Within the records below, find each line that holds the string "name", then copy it.

▶ _Data supplied_
+ + + + +

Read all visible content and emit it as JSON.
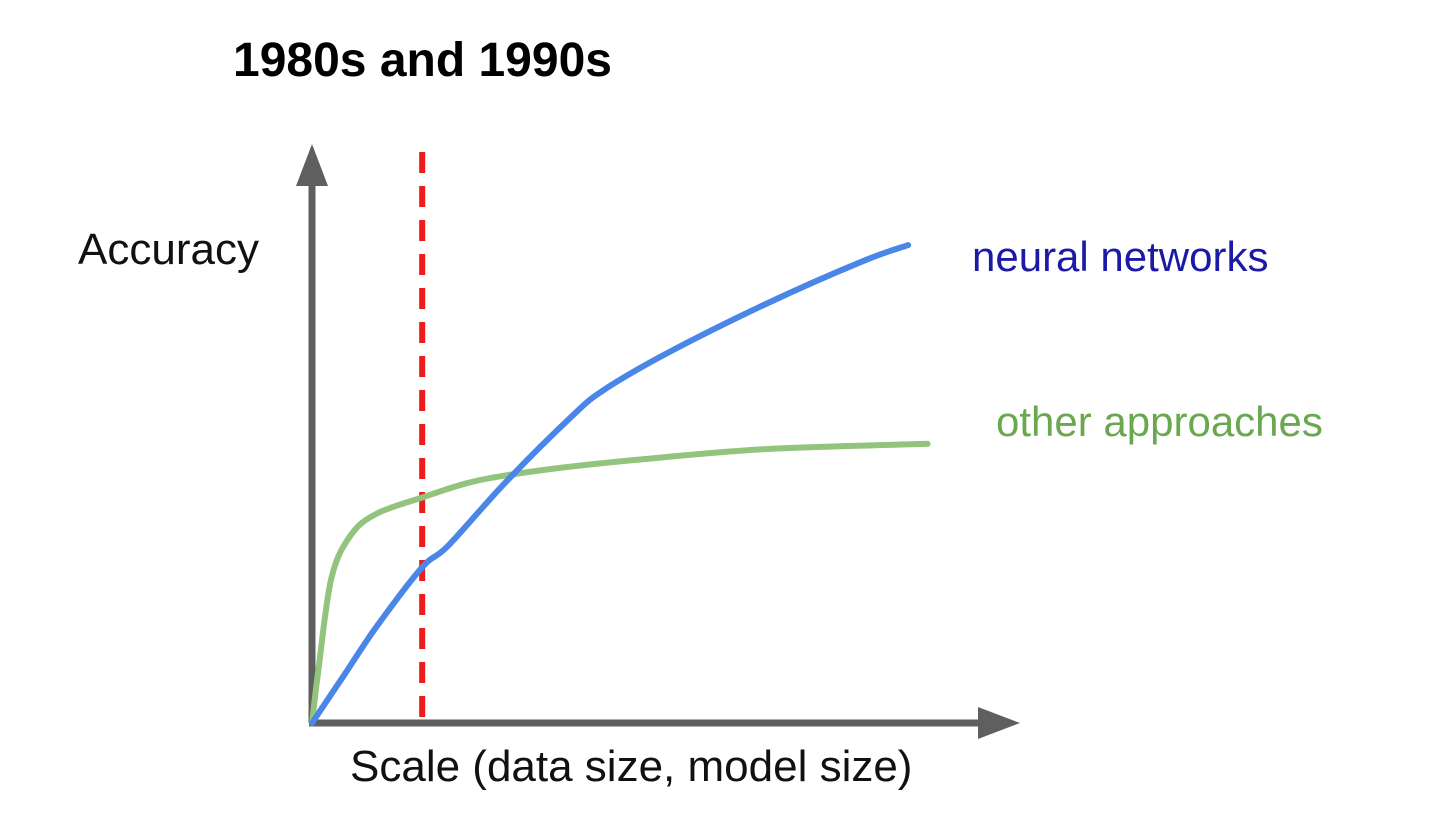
{
  "chart_data": {
    "type": "line",
    "title": "1980s and 1990s",
    "xlabel": "Scale (data size, model size)",
    "ylabel": "Accuracy",
    "grid": false,
    "legend": "inline labels at line ends",
    "xlim": [
      0,
      100
    ],
    "ylim": [
      0,
      100
    ],
    "colors": {
      "axis": "#5f5f5f",
      "marker": "#ee1c1c",
      "neural": "#4a86e8",
      "neural_label": "#1a1aa6",
      "other": "#93c47d",
      "other_label": "#6aa84f"
    },
    "marker_line": {
      "x": 17,
      "style": "dashed"
    },
    "series": [
      {
        "name": "neural networks",
        "x": [
          0,
          5,
          10,
          17,
          21,
          30,
          40,
          45,
          55,
          70,
          85,
          92
        ],
        "y": [
          0,
          9,
          18,
          29,
          33,
          45,
          57,
          62,
          69,
          78,
          86,
          89
        ]
      },
      {
        "name": "other approaches",
        "x": [
          0,
          1,
          3,
          6,
          10,
          17,
          25,
          35,
          50,
          70,
          95
        ],
        "y": [
          0,
          10,
          27,
          35,
          39,
          42,
          45,
          47,
          49,
          51,
          52
        ]
      }
    ]
  }
}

+ + + + +

▶ _Solution for this task_
        "name": "neural networks",
        "name": "other approaches",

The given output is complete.